* AIM:
Quote every line as given.

* MATERIALS PROVIDED:
------

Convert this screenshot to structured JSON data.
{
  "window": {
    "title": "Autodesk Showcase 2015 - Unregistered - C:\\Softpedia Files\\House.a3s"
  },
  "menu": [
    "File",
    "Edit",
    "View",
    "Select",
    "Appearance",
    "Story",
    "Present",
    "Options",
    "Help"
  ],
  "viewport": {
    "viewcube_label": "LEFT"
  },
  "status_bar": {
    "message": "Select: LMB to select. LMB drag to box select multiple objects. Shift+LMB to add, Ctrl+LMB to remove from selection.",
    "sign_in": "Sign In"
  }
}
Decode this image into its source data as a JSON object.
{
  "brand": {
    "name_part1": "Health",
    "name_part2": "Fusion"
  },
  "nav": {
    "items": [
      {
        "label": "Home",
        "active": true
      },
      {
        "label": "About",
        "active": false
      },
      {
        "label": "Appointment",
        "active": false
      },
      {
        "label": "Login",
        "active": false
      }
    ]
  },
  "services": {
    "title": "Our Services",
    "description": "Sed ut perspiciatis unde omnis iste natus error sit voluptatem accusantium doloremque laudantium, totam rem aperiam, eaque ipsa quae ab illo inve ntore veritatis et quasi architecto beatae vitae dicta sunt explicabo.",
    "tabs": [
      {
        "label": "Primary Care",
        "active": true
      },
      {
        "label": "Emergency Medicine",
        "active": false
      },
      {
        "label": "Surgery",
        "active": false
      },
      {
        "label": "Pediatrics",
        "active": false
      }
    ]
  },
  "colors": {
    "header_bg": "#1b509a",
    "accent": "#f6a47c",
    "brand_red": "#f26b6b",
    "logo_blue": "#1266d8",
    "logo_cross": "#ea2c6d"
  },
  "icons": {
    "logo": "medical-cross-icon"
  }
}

------

* EXERCISE OUTPUT:
Convert this screenshot to structured JSON data.
{
  "window": {
    "title": "Autodesk Showcase 2015 - Unregistered - C:\\Softpedia Files\\House.a3s"
  },
  "menu": [
    "File",
    "Edit",
    "View",
    "Select",
    "Appearance",
    "Story",
    "Present",
    "Options",
    "Help"
  ],
  "viewport": {
    "viewcube_label": "LEFT"
  },
  "status_bar": {
    "message": "Select: LMB to select. LMB drag to box select multiple objects. Shift+LMB to add, Ctrl+LMB to remove from selection.",
    "sign_in": "Sign In"
  }
}
Decode this image into its source data as a JSON object.
{
  "brand": {
    "name_part1": "Health",
    "name_part2": "Fusion"
  },
  "nav": {
    "items": [
      {
        "label": "Home",
        "active": true
      },
      {
        "label": "About",
        "active": false
      },
      {
        "label": "Appointment",
        "active": false
      },
      {
        "label": "Login",
        "active": false
      }
    ]
  },
  "services": {
    "title": "Our Services",
    "description": "Sed ut perspiciatis unde omnis iste natus error sit voluptatem accusantium doloremque laudantium, totam rem aperiam, eaque ipsa quae ab illo inve ntore veritatis et quasi architecto beatae vitae dicta sunt explicabo.",
    "tabs": [
      {
        "label": "Primary Care",
        "active": true
      },
      {
        "label": "Emergency Medicine",
        "active": false
      },
      {
        "label": "Surgery",
        "active": false
      },
      {
        "label": "Pediatrics",
        "active": false
      }
    ]
  },
  "colors": {
    "header_bg": "#1b509a",
    "accent": "#f6a47c",
    "brand_red": "#f26b6b",
    "logo_blue": "#1266d8",
    "logo_cross": "#ea2c6d"
  },
  "icons": {
    "logo": "medical-cross-icon"
  }
}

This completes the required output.